=== What you need to do ===
Of all the lines in the material below, how many include the string "signal"? Give the number only.

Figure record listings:
↓

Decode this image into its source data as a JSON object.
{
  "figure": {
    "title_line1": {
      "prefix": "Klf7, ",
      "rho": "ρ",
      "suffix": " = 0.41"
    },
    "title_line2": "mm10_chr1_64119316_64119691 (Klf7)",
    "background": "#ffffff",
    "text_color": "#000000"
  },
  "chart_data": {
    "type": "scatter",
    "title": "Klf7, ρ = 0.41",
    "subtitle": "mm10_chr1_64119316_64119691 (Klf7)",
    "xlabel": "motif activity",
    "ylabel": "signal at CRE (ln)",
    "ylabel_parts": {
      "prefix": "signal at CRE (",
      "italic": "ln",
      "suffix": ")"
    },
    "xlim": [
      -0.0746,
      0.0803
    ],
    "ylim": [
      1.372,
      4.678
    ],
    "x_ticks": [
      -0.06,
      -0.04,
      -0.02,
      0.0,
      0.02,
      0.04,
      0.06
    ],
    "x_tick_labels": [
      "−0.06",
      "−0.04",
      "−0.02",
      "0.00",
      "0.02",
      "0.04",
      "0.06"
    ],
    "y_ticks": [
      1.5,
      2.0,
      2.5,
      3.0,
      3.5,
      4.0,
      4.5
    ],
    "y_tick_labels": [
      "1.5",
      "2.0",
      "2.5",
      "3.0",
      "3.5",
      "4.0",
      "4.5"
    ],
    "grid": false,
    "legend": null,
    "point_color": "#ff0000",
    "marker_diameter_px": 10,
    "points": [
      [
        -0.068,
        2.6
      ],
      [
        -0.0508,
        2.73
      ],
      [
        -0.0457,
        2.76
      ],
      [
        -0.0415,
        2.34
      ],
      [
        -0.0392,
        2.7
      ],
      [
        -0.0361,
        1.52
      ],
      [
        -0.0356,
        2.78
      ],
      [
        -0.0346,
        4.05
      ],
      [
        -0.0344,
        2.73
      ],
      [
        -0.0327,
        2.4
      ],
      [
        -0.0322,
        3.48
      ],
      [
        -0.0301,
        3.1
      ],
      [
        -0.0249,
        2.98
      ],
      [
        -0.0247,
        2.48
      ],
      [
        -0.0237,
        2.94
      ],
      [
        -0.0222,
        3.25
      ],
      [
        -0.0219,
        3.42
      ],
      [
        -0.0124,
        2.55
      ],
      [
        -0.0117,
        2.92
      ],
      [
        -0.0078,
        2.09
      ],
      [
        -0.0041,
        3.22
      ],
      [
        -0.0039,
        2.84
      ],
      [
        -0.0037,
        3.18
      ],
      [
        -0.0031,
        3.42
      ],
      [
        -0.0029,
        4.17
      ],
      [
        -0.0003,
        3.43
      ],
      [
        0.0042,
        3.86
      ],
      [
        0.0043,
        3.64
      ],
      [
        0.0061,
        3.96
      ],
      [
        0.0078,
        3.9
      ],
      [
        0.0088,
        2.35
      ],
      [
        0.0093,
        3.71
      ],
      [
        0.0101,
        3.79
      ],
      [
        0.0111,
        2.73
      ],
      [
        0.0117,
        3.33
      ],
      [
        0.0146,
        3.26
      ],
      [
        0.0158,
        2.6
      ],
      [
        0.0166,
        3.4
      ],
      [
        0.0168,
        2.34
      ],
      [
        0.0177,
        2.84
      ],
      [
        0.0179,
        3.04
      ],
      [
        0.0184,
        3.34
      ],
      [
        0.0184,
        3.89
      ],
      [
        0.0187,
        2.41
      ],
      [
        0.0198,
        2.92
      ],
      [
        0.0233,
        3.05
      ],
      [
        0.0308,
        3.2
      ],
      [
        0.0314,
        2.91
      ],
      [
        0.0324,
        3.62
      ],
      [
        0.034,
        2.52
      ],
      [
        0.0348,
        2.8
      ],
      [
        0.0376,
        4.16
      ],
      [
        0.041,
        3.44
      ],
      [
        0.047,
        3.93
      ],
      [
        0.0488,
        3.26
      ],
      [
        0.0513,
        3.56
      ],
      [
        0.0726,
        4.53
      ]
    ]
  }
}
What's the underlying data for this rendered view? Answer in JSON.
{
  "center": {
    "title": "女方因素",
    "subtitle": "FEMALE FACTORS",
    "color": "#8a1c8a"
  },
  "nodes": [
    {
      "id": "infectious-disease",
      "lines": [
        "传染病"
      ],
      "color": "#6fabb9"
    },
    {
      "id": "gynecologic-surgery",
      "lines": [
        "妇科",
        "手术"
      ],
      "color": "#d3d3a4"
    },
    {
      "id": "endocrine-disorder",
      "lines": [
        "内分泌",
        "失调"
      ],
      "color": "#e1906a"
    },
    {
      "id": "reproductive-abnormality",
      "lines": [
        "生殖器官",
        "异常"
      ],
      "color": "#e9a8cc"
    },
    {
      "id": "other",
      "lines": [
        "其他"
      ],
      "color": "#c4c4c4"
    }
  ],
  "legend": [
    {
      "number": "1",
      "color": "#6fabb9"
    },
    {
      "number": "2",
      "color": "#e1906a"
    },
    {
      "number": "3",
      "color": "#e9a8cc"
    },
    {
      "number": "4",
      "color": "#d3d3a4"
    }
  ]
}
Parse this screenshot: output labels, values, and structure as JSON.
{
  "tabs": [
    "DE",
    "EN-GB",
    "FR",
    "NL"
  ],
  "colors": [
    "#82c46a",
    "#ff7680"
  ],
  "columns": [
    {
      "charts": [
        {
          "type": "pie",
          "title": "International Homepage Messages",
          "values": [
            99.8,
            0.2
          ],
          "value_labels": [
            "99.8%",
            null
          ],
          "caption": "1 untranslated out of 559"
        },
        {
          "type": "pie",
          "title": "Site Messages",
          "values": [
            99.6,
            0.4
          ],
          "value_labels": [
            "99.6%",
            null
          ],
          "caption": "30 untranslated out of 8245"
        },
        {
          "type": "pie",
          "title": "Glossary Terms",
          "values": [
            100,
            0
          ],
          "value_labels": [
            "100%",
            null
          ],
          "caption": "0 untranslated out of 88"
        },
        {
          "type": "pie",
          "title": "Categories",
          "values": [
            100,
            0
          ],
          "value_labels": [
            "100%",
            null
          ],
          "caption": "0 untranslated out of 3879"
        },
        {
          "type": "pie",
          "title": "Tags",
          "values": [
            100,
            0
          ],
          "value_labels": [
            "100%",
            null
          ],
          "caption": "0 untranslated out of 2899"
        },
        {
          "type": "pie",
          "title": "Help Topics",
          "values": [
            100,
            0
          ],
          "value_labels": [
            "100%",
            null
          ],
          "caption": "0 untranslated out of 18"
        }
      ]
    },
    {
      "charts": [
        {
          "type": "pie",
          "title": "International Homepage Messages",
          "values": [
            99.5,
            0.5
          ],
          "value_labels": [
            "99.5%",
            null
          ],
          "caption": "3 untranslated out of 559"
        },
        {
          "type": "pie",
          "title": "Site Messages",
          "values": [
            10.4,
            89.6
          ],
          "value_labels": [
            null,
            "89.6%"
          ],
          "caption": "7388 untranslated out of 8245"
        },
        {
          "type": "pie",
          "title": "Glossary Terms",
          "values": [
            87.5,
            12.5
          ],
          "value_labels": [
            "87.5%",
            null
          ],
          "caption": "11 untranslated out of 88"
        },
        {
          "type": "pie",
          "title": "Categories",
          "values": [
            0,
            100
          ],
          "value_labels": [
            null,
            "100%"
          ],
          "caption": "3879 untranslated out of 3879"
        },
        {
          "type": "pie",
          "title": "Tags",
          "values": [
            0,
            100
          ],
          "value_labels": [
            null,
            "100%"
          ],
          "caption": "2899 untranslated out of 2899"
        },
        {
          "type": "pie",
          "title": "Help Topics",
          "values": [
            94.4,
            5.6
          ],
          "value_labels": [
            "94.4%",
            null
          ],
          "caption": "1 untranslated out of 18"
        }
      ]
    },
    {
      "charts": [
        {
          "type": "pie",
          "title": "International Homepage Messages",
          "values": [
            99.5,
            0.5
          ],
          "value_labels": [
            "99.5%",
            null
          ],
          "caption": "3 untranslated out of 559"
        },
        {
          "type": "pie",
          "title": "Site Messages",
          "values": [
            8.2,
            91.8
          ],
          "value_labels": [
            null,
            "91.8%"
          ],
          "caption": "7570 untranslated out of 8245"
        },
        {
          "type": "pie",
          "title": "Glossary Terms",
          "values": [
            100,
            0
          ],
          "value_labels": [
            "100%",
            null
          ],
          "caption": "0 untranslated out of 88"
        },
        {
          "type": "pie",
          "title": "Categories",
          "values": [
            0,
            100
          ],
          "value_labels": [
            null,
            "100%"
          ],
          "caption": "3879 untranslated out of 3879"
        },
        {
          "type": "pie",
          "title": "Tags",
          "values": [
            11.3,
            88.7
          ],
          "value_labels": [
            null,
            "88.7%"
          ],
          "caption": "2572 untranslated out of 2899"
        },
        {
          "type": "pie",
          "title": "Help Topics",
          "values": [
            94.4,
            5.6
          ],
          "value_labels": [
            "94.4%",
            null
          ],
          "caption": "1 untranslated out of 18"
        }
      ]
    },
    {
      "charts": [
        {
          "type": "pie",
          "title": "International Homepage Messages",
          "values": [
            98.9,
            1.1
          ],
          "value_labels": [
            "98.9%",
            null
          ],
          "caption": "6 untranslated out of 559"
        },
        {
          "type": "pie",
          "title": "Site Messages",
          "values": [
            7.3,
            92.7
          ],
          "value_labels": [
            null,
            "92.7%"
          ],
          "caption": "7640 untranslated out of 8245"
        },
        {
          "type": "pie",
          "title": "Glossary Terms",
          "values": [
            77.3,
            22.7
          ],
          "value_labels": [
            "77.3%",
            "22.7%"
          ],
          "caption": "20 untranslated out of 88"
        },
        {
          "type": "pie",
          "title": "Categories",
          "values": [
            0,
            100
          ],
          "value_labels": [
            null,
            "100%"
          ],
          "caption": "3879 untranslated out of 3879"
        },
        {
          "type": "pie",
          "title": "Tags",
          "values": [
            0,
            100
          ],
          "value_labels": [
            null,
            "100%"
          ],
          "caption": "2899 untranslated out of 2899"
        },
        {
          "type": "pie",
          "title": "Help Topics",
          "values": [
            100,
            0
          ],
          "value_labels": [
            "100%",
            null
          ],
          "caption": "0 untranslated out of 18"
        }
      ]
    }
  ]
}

↑

=== Task solution ===
2